To be done —
Collect each line of the records containing the string "this".

·····

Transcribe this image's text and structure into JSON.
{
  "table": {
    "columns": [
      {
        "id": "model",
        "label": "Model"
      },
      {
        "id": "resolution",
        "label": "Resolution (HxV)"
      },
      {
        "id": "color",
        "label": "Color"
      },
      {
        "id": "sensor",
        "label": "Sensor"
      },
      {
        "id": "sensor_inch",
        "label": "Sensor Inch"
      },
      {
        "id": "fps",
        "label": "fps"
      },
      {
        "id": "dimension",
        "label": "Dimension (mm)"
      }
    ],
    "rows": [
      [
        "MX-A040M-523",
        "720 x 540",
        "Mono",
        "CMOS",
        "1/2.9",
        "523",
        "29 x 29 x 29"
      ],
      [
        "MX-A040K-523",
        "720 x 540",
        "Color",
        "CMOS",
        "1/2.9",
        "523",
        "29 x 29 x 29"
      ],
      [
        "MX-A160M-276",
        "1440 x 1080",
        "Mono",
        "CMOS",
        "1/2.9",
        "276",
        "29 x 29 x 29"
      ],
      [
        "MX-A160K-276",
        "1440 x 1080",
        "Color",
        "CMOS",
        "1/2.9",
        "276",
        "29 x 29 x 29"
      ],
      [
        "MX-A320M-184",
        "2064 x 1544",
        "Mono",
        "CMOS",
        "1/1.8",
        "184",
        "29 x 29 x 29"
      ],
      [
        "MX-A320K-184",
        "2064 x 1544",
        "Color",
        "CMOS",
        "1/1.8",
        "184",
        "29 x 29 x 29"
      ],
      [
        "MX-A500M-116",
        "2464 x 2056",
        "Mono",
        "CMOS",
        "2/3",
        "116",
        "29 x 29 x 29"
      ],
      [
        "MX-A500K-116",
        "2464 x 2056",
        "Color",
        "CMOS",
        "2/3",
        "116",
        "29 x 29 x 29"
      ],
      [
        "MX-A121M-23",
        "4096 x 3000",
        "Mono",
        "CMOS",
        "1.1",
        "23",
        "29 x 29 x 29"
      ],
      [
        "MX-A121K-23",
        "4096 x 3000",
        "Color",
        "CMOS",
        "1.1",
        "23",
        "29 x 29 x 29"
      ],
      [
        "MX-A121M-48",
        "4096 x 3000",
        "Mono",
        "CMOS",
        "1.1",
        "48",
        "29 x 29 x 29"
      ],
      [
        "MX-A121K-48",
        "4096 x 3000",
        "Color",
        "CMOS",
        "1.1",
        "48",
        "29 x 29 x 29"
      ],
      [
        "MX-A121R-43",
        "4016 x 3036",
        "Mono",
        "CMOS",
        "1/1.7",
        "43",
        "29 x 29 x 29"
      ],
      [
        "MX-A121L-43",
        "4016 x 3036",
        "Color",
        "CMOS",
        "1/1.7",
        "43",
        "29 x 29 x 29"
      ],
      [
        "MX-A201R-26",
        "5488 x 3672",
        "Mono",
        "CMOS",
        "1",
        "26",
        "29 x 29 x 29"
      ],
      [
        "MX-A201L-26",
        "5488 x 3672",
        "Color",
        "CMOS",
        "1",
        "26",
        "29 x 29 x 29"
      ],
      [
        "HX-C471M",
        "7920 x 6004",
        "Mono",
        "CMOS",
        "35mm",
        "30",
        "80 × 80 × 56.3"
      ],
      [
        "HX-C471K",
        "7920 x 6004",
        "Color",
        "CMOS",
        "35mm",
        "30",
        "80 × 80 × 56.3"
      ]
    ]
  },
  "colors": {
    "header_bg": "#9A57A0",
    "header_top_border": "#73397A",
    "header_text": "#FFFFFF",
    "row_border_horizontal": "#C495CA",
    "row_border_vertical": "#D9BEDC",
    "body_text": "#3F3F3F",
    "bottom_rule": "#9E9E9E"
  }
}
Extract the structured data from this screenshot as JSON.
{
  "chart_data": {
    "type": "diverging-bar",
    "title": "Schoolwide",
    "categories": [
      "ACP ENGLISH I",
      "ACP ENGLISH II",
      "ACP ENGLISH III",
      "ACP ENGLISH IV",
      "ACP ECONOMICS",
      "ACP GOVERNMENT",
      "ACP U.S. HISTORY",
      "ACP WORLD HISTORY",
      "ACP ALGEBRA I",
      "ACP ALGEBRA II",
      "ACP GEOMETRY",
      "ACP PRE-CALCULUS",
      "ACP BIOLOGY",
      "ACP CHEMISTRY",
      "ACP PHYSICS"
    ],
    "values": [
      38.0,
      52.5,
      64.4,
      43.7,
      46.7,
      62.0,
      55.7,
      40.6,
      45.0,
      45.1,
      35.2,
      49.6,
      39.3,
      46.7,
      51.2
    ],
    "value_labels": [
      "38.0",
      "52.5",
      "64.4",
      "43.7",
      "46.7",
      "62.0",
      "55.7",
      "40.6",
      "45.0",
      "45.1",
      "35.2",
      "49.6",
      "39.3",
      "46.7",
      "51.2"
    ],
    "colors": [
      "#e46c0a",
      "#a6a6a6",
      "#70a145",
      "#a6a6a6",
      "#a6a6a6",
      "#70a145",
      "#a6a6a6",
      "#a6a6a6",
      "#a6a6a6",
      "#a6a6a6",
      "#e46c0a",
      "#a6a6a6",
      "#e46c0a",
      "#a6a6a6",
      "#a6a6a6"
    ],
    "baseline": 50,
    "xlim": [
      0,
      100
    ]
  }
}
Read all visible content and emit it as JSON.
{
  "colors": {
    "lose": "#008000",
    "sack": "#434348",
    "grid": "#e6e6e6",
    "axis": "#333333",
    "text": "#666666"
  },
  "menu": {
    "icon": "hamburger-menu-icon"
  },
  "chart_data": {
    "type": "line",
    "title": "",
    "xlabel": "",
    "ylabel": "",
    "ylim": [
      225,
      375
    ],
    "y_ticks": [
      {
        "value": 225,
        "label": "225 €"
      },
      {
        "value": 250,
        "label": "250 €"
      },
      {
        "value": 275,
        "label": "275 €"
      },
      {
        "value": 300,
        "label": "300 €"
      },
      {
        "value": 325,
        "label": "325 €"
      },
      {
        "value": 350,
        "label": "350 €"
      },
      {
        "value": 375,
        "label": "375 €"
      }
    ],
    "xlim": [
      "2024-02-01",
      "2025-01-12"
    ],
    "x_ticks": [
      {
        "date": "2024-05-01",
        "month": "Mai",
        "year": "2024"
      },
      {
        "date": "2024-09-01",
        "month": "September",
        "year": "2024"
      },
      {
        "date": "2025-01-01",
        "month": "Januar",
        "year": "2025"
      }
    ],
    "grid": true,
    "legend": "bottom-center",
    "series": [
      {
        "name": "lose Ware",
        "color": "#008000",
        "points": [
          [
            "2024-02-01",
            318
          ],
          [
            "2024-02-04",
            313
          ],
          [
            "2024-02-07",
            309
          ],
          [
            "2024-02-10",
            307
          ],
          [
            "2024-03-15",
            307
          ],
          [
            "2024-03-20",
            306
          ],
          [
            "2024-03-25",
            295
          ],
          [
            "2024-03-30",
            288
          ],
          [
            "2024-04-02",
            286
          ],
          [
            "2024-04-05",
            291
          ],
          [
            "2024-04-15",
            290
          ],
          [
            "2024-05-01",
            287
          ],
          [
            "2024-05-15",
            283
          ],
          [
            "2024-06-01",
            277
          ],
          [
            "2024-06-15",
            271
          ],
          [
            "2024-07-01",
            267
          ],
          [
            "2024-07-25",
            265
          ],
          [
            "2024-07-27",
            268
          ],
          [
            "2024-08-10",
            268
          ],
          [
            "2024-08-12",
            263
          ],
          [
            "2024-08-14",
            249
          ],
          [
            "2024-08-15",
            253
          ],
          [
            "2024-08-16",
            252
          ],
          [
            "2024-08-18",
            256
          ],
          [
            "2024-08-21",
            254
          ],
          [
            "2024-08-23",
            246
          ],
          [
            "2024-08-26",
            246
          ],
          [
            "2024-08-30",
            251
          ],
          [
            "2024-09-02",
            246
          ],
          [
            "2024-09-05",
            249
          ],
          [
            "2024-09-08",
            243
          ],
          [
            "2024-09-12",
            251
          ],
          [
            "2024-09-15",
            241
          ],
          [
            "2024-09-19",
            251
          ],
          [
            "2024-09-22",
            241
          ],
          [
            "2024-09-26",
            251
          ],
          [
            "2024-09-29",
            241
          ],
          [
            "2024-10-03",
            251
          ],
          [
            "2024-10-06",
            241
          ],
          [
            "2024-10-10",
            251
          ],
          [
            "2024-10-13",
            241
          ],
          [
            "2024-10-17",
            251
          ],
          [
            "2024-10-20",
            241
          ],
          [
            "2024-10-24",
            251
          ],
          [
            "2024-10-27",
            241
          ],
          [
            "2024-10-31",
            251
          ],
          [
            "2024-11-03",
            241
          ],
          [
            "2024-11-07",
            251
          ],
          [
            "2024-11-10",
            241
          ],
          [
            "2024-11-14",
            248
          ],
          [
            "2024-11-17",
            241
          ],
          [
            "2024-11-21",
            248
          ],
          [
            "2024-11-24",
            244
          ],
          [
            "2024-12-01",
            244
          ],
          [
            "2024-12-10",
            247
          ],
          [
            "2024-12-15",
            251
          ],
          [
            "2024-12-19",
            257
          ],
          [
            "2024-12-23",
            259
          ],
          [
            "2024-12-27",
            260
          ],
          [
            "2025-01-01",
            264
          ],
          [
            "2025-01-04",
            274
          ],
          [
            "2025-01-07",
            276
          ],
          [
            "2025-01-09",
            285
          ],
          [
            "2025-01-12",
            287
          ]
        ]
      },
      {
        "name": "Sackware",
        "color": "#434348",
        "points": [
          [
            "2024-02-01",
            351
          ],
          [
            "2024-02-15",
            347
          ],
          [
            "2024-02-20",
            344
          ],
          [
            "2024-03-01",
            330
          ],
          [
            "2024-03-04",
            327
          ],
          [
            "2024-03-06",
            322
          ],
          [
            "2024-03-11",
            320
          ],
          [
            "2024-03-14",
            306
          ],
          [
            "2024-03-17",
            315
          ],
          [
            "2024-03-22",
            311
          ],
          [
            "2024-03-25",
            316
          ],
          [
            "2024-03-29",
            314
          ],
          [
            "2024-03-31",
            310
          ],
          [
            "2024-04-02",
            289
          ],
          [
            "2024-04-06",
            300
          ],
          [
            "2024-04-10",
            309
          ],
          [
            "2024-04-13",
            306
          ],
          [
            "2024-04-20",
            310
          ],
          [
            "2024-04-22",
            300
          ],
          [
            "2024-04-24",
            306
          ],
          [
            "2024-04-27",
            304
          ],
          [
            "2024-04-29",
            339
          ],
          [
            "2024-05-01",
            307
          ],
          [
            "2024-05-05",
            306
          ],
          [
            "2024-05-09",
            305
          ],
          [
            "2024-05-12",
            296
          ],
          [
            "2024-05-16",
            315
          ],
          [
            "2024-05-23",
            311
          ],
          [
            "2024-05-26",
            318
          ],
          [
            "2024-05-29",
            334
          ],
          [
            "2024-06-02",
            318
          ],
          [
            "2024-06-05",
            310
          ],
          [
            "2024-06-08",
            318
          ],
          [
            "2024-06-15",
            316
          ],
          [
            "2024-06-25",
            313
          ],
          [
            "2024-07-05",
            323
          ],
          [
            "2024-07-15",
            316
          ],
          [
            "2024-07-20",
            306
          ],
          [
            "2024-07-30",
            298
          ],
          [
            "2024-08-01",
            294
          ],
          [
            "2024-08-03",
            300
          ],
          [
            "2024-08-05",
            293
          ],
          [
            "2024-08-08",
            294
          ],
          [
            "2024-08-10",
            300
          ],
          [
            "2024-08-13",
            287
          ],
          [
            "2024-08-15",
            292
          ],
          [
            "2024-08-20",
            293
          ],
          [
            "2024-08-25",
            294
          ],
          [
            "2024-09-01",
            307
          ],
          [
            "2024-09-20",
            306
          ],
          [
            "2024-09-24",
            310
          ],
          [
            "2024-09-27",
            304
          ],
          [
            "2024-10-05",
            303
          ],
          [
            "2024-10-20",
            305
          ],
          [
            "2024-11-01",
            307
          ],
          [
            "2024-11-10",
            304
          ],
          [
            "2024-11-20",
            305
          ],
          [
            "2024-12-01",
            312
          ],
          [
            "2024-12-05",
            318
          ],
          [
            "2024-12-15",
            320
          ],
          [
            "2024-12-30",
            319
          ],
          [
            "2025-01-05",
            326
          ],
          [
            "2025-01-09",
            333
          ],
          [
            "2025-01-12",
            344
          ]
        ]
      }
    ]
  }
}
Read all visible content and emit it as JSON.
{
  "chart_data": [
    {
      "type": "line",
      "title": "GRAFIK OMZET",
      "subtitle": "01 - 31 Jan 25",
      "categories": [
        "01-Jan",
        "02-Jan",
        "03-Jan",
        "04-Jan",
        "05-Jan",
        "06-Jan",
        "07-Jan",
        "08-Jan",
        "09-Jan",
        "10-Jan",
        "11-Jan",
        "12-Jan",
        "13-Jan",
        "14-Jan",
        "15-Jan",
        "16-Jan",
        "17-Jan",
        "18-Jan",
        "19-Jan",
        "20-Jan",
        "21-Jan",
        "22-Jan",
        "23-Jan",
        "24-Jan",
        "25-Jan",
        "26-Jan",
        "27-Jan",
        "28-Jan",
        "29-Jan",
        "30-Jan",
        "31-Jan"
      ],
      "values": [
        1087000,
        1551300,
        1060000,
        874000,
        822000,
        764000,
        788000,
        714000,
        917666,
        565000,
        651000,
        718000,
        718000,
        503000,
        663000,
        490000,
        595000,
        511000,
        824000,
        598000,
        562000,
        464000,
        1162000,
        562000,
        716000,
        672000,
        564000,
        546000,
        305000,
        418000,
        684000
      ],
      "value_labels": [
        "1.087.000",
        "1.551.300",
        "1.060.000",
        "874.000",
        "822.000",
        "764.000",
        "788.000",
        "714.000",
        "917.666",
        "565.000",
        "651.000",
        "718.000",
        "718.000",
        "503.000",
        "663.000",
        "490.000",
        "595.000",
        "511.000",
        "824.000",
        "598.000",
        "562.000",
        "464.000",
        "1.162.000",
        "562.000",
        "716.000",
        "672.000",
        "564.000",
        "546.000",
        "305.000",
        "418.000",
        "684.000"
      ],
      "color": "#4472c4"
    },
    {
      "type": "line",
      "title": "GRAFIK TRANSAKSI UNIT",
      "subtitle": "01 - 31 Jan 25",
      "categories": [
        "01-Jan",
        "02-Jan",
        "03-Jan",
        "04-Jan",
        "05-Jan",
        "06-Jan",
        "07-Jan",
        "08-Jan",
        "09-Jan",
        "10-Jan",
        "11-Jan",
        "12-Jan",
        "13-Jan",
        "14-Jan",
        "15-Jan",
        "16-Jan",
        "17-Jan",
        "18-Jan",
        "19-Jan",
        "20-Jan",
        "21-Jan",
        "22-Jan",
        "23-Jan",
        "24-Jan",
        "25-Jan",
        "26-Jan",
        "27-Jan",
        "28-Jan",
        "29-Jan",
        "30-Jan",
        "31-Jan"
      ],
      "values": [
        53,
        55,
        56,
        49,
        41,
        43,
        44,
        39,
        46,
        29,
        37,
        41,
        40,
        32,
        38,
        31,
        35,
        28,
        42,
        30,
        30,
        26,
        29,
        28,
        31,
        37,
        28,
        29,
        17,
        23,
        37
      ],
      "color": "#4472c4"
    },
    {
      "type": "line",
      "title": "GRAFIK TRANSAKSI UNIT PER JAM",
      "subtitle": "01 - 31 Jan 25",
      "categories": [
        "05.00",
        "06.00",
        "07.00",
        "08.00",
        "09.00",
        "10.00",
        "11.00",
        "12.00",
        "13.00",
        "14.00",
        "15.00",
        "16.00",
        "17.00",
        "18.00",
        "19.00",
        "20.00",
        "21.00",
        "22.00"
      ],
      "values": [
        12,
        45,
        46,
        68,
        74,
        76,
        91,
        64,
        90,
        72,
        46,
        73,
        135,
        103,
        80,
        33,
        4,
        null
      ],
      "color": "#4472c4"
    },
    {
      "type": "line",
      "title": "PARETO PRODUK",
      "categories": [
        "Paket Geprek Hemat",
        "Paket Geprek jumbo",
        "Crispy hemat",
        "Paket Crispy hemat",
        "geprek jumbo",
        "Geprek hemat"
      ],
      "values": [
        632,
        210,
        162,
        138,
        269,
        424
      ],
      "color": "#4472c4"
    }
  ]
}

·····

Solution to the exercise —
Transcribe this image's text and structure into JSON.
Extract the structured data from this screenshot as JSON.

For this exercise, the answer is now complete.